Work required: In the data below, locate each line with the word "q天然气" and list it.

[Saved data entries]
★ ★ ★

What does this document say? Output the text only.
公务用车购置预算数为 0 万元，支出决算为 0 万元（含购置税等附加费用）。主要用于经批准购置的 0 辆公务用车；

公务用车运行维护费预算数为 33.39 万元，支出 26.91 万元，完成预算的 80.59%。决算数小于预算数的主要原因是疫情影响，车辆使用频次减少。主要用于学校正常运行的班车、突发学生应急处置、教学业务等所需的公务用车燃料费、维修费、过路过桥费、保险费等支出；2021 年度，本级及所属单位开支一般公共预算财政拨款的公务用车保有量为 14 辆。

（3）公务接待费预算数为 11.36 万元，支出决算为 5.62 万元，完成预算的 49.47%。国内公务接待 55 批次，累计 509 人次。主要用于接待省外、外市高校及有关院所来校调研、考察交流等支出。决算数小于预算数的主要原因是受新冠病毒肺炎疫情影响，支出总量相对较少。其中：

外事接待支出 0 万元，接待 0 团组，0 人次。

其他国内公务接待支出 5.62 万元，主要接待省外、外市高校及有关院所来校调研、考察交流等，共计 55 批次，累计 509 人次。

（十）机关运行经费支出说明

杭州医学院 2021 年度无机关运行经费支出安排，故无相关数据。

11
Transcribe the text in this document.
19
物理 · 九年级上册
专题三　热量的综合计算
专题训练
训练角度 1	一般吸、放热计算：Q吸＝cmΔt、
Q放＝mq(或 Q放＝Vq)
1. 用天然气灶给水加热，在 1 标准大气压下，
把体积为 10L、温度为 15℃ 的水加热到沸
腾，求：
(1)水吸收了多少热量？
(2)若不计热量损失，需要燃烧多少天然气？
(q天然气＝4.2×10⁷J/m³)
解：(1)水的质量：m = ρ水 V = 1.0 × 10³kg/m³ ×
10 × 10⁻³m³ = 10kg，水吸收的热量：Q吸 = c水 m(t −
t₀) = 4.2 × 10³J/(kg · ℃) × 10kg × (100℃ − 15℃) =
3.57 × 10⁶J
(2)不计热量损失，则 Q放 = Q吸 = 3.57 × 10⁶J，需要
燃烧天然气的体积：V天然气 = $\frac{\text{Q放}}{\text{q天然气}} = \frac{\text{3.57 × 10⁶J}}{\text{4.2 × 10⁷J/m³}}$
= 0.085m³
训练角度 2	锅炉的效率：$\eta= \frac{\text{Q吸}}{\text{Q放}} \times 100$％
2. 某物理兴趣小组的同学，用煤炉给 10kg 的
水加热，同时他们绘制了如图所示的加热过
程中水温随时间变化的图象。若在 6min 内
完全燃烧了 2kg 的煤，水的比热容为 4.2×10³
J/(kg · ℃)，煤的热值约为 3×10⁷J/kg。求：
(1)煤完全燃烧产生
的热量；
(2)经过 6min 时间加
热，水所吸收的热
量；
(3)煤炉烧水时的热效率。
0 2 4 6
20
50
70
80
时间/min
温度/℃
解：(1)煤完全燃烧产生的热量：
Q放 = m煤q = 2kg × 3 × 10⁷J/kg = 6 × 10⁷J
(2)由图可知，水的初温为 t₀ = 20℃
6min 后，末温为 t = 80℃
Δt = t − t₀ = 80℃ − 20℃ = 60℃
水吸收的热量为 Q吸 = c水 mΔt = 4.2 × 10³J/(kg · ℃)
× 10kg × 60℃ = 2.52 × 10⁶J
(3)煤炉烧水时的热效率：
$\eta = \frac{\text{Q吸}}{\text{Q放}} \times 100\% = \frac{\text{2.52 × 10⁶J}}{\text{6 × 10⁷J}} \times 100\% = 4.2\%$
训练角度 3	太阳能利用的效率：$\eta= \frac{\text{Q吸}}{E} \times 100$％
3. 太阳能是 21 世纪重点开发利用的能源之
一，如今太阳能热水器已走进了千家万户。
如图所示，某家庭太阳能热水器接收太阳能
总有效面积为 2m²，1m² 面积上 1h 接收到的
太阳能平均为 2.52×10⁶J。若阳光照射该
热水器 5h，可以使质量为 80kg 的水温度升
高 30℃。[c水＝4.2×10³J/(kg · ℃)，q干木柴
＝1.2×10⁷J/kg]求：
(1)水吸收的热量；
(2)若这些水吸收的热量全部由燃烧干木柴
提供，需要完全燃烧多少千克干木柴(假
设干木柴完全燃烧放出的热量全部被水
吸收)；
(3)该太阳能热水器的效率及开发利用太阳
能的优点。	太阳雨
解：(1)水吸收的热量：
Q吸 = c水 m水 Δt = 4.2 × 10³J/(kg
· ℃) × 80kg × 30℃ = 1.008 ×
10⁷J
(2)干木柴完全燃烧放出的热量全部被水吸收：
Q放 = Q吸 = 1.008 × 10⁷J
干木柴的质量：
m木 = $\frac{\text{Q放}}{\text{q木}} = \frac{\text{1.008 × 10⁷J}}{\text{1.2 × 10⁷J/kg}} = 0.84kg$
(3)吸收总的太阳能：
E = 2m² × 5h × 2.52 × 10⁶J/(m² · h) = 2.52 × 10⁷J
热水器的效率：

★ ★ ★

Result of the exercise:
(q天然气＝4.2×10⁷J/m³)
燃烧天然气的体积：V天然气 = $\frac{\text{Q放}}{\text{q天然气}} = \frac{\text{3.57 × 10⁶J}}{\text{4.2 × 10⁷J/m³}}$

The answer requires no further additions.